DSPRelated.com
Forums

The Human Voice has been widely characterized, correct?

Started by Ramon F Herrera January 11, 2015
On Sun, 11 Jan 2015 22:26:59 -0600, Ramon F Herrera
<ramon@conexus.net> wrote:

>Let me ask the question in another way: > >In addition to having a range from X Hertz to Y Kilohertz: > > http://en.wikipedia.org/wiki/Vocal_range > >What other characteristics does our voice have?
Plenty! Consider that voiced sounds are produced by a stream of glottal pulses exciting a multiply-resonant cavity. The glottal pulse rate and the specific resonant frequencies (formants) are variable. If you look at a speech spectrogram (see <http://www.daqarta.com/dw_sgram.htm>) you can see the harmonics of the glottal pulses as stacked roughly-horizontal streaks (upper image). The streaks are horizontal during prolonged vowels, but they swoop up or down on the consonants. Some may move up while others move down... that's what distinguishes 'ba' from 'da', for example. The lower image on that page shows the same utterance at higher time resolution, but with reduced frequency resolution, such that the horizontal harmonic streaks are blurred together, but the individual glottal pulses are clearly seen. The vertical streaks at the start of each syllable in both images are noise bursts, which are also shaped by the individual formant frequencies of the resonant filters. The example utterance doesn't include sibilants like "s", but those would be prolonged noise bursts. (A whisper is essentially broadband noise that has passed through the formant filters... no glottal pulses or harmonics.) If your software can figure out where each syllable starts and stops, it can erase everything between syllables. To remove noise *during* the syllables, it would need to figure out which noise is "speech noise" and which is unwanted noise. That might be done during voiced sounds by erasing everything that's not near a harmonic of the glottal pulse. For the unvoiced stuff, you'd need to figure out the formant frequencies and leave the noise near those, but remove it elsewhere. But you don't want to remove the entire vertical streaks. After you figure out how to do all that, the singing voice should be a piece of cake! Best regards, Bob Masta DAQARTA v7.60 Data AcQuisition And Real-Time Analysis www.daqarta.com Scope, Spectrum, Spectrogram, Sound Level Meter Frequency Counter, Pitch Track, Pitch-to-MIDI FREE Signal Generator, DaqMusiq generator Science with your sound card!

--

Exercise details → Please explain, in one to three sentences, why the lower spectrogram image described in the forum thread on the human voice shows the individual glottal pulses clearly while the horizontal harmonic streaks appear blurred together.

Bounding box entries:
--

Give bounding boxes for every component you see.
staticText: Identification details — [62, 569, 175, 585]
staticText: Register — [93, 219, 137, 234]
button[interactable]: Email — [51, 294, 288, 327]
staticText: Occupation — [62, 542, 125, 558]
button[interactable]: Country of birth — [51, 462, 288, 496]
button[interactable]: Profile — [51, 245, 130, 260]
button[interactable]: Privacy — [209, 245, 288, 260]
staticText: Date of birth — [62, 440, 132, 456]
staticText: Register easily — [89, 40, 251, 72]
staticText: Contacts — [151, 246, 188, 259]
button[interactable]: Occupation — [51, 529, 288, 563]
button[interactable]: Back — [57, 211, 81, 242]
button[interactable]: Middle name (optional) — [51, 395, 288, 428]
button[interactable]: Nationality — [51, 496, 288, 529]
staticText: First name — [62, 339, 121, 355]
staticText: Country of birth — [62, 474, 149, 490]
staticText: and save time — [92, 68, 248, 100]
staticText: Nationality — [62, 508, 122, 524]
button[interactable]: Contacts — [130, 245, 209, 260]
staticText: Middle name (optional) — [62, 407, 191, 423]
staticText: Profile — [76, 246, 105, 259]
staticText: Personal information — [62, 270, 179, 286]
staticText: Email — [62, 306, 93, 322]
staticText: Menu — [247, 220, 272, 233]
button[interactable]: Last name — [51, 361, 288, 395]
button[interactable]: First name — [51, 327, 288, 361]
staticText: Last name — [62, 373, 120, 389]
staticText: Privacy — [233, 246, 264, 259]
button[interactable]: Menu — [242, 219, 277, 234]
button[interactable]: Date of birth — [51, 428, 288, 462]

--

The reply → The lower image shows the same utterance at a higher time resolution but a reduced frequency resolution. The finer time detail makes each glottal pulse clearly visible. The coarser frequency detail blurs the horizontal harmonic streaks together.